Exercise prompt —
Go through the entries below and retype them exactly, omitting each picture.

Records from a data source
::::::::::
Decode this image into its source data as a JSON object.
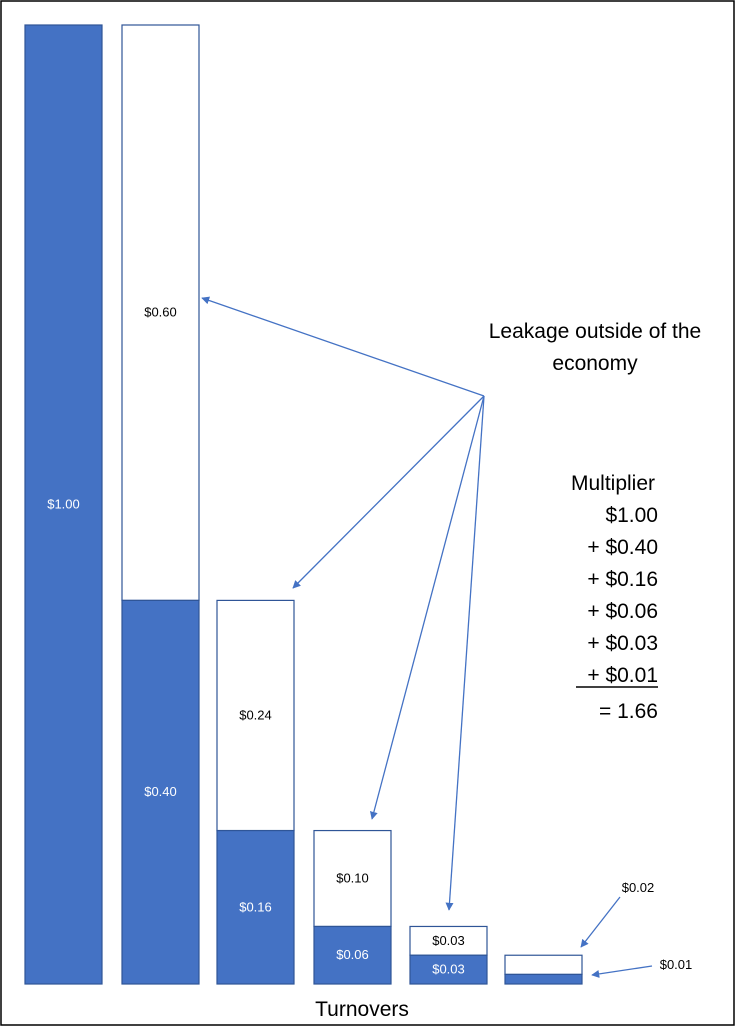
{
  "chart_data": {
    "type": "bar",
    "stacked": true,
    "xlabel": "Turnovers",
    "ylabel": "",
    "title": "",
    "grid": false,
    "legend": "none",
    "ylim": [
      0,
      1.0
    ],
    "colors": {
      "retained": "#4472C4",
      "leakage": "#ffffff",
      "outline": "#2F5597",
      "arrow": "#4472C4"
    },
    "bars": [
      {
        "retained": 1.0,
        "retained_label": "$1.00",
        "leakage": 0.0,
        "leakage_label": ""
      },
      {
        "retained": 0.4,
        "retained_label": "$0.40",
        "leakage": 0.6,
        "leakage_label": "$0.60"
      },
      {
        "retained": 0.16,
        "retained_label": "$0.16",
        "leakage": 0.24,
        "leakage_label": "$0.24"
      },
      {
        "retained": 0.06,
        "retained_label": "$0.06",
        "leakage": 0.1,
        "leakage_label": "$0.10"
      },
      {
        "retained": 0.03,
        "retained_label": "$0.03",
        "leakage": 0.03,
        "leakage_label": "$0.03"
      },
      {
        "retained": 0.01,
        "retained_label": "",
        "leakage": 0.02,
        "leakage_label": ""
      }
    ],
    "outside_labels": {
      "leakage_last": "$0.02",
      "retained_last": "$0.01"
    },
    "annotation": {
      "leakage_line1": "Leakage outside of the",
      "leakage_line2": "economy"
    },
    "multiplier": {
      "title": "Multiplier",
      "lines": [
        "$1.00",
        "+ $0.40",
        "+ $0.16",
        "+ $0.06",
        "+ $0.03",
        "+ $0.01"
      ],
      "result": "= 1.66"
    }
  }
}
::::::::::
Written response —
Decode this image into its source data as a JSON object.
{
  "chart_data": {
    "type": "bar",
    "stacked": true,
    "xlabel": "Turnovers",
    "ylabel": "",
    "title": "",
    "grid": false,
    "legend": "none",
    "ylim": [
      0,
      1.0
    ],
    "colors": {
      "retained": "#4472C4",
      "leakage": "#ffffff",
      "outline": "#2F5597",
      "arrow": "#4472C4"
    },
    "bars": [
      {
        "retained": 1.0,
        "retained_label": "$1.00",
        "leakage": 0.0,
        "leakage_label": ""
      },
      {
        "retained": 0.4,
        "retained_label": "$0.40",
        "leakage": 0.6,
        "leakage_label": "$0.60"
      },
      {
        "retained": 0.16,
        "retained_label": "$0.16",
        "leakage": 0.24,
        "leakage_label": "$0.24"
      },
      {
        "retained": 0.06,
        "retained_label": "$0.06",
        "leakage": 0.1,
        "leakage_label": "$0.10"
      },
      {
        "retained": 0.03,
        "retained_label": "$0.03",
        "leakage": 0.03,
        "leakage_label": "$0.03"
      },
      {
        "retained": 0.01,
        "retained_label": "",
        "leakage": 0.02,
        "leakage_label": ""
      }
    ],
    "outside_labels": {
      "leakage_last": "$0.02",
      "retained_last": "$0.01"
    },
    "annotation": {
      "leakage_line1": "Leakage outside of the",
      "leakage_line2": "economy"
    },
    "multiplier": {
      "title": "Multiplier",
      "lines": [
        "$1.00",
        "+ $0.40",
        "+ $0.16",
        "+ $0.06",
        "+ $0.03",
        "+ $0.01"
      ],
      "result": "= 1.66"
    }
  }
}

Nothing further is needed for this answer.